### SET EXERCISE
In the listing below, locate the lines that hold "value" and copy them.

Chart and figure data:
"""

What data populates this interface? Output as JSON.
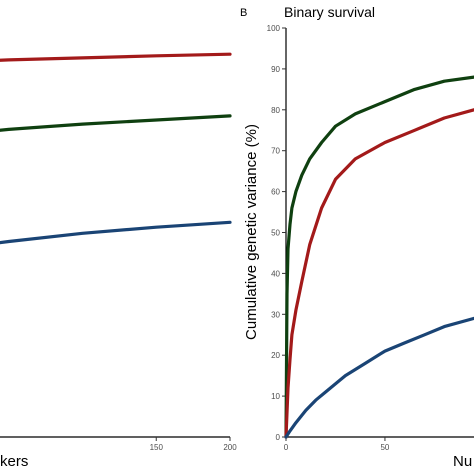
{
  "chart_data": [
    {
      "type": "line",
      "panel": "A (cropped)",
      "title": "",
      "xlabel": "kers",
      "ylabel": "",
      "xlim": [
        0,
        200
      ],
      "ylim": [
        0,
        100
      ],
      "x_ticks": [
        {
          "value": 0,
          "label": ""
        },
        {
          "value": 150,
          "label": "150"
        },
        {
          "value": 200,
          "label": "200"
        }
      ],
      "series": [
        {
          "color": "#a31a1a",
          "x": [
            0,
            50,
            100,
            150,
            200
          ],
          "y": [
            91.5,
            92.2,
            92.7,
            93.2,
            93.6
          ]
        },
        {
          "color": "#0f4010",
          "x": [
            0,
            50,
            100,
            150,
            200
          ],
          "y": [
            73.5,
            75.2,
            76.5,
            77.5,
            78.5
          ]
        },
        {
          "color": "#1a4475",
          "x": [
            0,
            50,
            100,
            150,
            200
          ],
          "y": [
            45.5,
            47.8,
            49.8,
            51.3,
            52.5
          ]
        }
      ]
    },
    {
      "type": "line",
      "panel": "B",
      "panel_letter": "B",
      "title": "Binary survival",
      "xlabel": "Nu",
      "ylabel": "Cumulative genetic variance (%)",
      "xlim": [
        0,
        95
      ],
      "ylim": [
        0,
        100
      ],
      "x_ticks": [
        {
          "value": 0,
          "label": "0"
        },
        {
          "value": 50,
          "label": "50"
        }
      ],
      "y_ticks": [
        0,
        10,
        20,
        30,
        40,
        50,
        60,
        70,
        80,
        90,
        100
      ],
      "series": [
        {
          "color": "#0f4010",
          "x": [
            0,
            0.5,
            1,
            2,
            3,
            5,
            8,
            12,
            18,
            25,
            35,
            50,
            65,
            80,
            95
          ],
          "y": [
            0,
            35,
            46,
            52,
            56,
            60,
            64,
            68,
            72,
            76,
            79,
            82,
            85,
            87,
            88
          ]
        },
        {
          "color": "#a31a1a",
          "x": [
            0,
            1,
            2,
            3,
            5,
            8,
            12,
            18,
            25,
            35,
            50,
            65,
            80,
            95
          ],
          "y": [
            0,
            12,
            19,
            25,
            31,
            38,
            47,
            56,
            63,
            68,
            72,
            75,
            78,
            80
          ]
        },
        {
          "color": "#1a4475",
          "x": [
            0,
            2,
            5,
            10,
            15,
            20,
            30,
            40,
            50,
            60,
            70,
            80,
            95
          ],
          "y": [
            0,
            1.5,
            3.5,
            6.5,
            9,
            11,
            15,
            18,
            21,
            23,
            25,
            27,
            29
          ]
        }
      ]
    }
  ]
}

"""

### TASK ANSWER
          "value": 0,
          "value": 150,
          "value": 200,
          "value": 0,
          "value": 50,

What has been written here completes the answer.